# Exercise prompt
In the listing below, identify each line with the word "Воробьевское" and return those lines.

Stored data
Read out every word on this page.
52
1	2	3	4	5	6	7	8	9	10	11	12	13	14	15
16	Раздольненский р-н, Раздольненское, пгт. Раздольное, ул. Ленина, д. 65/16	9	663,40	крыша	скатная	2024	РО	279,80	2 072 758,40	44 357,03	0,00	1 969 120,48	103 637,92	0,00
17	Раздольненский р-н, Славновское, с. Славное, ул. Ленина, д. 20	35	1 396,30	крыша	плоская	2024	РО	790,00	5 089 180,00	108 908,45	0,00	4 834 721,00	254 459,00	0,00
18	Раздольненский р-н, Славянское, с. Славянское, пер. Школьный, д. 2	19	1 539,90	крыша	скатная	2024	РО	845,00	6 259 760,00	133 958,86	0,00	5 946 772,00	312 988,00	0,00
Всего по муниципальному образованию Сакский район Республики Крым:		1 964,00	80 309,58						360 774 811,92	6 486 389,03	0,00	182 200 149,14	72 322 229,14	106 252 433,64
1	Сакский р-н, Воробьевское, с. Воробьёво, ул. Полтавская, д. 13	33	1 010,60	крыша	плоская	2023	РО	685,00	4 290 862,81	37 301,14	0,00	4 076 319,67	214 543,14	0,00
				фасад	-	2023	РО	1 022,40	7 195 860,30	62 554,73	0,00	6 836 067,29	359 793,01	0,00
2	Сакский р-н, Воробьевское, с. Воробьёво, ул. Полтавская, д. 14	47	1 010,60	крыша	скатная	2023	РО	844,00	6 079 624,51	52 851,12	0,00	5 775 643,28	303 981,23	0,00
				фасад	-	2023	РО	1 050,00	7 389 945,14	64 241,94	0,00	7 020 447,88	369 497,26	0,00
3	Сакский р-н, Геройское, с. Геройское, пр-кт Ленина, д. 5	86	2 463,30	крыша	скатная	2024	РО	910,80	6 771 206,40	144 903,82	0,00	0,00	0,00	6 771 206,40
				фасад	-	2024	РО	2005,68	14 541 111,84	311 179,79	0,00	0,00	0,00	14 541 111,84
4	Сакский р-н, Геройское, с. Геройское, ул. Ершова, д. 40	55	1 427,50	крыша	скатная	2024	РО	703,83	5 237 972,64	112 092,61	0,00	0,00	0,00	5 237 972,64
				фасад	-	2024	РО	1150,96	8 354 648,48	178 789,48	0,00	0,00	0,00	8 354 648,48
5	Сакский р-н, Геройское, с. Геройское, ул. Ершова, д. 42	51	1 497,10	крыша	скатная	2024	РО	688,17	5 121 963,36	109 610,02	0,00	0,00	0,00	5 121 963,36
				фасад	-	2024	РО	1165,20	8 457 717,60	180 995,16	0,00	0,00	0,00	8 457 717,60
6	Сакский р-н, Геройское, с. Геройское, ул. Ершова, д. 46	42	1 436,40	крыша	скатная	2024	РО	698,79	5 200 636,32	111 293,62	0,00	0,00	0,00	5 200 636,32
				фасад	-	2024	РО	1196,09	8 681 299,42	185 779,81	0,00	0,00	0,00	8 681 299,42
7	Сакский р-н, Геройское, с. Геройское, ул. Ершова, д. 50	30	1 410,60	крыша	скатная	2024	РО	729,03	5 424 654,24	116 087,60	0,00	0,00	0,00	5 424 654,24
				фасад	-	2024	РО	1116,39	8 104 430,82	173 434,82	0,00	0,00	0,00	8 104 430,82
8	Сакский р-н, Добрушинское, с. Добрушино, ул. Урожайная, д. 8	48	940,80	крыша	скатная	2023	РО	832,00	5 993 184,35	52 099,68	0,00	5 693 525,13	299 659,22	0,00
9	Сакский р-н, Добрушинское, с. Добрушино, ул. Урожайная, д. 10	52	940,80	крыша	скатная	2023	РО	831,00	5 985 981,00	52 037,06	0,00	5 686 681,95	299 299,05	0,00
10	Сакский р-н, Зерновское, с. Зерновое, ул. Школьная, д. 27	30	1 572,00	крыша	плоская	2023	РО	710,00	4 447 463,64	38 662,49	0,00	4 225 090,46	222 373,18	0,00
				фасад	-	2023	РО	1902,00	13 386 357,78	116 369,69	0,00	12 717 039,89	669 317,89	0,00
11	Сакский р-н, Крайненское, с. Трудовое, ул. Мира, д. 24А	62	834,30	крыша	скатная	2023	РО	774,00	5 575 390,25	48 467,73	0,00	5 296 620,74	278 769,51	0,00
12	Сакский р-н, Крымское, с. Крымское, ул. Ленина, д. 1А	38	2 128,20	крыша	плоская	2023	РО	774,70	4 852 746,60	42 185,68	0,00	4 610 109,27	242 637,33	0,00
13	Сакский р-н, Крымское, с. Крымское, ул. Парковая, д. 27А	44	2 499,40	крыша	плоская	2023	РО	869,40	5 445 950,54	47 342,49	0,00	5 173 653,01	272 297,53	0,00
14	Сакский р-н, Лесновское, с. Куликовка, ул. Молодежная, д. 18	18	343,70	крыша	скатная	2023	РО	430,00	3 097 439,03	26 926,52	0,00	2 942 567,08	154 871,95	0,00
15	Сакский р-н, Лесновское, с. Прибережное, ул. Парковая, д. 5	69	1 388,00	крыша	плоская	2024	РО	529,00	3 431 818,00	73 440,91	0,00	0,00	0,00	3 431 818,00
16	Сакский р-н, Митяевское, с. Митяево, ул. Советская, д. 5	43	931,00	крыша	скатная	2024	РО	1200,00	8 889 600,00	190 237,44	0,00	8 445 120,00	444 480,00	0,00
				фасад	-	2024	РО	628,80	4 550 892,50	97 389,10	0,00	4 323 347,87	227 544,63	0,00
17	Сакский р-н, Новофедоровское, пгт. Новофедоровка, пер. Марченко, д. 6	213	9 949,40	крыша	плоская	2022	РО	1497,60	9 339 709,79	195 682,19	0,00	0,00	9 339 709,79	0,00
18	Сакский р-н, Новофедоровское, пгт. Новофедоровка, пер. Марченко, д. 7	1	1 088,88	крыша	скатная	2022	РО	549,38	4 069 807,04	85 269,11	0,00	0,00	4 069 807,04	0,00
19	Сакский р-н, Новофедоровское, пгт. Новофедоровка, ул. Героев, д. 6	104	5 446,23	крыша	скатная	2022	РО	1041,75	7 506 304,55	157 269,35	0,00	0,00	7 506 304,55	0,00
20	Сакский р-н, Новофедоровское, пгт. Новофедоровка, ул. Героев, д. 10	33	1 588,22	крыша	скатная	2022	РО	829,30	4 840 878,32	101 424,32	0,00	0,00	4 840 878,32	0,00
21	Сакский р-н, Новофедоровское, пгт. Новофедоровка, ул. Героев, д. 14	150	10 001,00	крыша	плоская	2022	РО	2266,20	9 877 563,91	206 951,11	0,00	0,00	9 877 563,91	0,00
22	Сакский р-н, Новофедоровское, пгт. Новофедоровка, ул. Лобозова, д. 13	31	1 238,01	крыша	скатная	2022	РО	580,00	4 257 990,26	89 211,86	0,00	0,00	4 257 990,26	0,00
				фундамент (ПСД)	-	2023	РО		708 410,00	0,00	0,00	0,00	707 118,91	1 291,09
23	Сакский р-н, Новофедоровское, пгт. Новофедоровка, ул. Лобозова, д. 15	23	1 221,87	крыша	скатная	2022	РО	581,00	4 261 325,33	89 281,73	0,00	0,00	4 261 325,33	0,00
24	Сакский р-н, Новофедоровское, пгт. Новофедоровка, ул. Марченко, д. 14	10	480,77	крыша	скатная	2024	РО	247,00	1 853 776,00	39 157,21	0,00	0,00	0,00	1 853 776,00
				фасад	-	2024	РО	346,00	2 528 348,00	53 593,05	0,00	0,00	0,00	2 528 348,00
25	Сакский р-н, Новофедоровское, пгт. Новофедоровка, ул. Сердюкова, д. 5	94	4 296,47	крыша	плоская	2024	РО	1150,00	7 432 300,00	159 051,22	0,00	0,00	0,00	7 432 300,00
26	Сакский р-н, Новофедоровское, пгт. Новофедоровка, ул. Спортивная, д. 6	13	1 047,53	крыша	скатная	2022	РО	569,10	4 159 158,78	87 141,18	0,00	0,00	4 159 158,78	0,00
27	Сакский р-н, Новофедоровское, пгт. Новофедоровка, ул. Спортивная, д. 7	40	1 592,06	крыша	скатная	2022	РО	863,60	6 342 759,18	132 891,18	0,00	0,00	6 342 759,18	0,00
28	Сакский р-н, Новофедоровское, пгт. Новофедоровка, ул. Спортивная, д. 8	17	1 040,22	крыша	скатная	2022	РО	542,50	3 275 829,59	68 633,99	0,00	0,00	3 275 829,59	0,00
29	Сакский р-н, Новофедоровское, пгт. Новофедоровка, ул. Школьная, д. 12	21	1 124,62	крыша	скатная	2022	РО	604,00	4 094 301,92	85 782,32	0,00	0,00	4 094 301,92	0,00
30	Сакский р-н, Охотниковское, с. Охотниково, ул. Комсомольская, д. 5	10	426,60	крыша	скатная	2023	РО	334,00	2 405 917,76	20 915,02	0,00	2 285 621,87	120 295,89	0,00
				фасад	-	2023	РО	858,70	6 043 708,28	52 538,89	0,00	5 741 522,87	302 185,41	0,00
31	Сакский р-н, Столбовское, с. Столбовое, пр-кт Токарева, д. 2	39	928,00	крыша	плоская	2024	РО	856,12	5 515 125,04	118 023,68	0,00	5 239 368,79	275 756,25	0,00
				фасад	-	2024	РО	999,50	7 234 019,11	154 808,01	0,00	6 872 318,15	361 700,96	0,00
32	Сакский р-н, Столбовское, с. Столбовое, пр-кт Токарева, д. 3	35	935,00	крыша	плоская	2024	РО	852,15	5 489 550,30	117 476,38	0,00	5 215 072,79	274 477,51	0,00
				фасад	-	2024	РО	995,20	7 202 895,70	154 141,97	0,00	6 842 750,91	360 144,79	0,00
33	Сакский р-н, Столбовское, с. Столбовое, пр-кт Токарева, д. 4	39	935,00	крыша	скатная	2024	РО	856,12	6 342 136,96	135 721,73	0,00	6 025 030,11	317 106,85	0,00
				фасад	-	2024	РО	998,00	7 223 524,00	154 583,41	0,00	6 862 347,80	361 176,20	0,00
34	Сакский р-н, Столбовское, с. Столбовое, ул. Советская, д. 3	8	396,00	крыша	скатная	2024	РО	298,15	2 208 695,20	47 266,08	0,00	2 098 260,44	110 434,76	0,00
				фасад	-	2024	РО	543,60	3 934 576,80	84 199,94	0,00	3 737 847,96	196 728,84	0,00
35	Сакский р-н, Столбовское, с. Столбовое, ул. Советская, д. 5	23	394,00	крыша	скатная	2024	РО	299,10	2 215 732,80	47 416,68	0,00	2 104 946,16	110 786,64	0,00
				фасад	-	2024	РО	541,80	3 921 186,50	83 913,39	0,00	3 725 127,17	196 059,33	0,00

# The response
1	Сакский р-н, Воробьевское, с. Воробьёво, ул. Полтавская, д. 13	33	1 010,60	крыша	плоская	2023	РО	685,00	4 290 862,81	37 301,14	0,00	4 076 319,67	214 543,14	0,00
2	Сакский р-н, Воробьевское, с. Воробьёво, ул. Полтавская, д. 14	47	1 010,60	крыша	скатная	2023	РО	844,00	6 079 624,51	52 851,12	0,00	5 775 643,28	303 981,23	0,00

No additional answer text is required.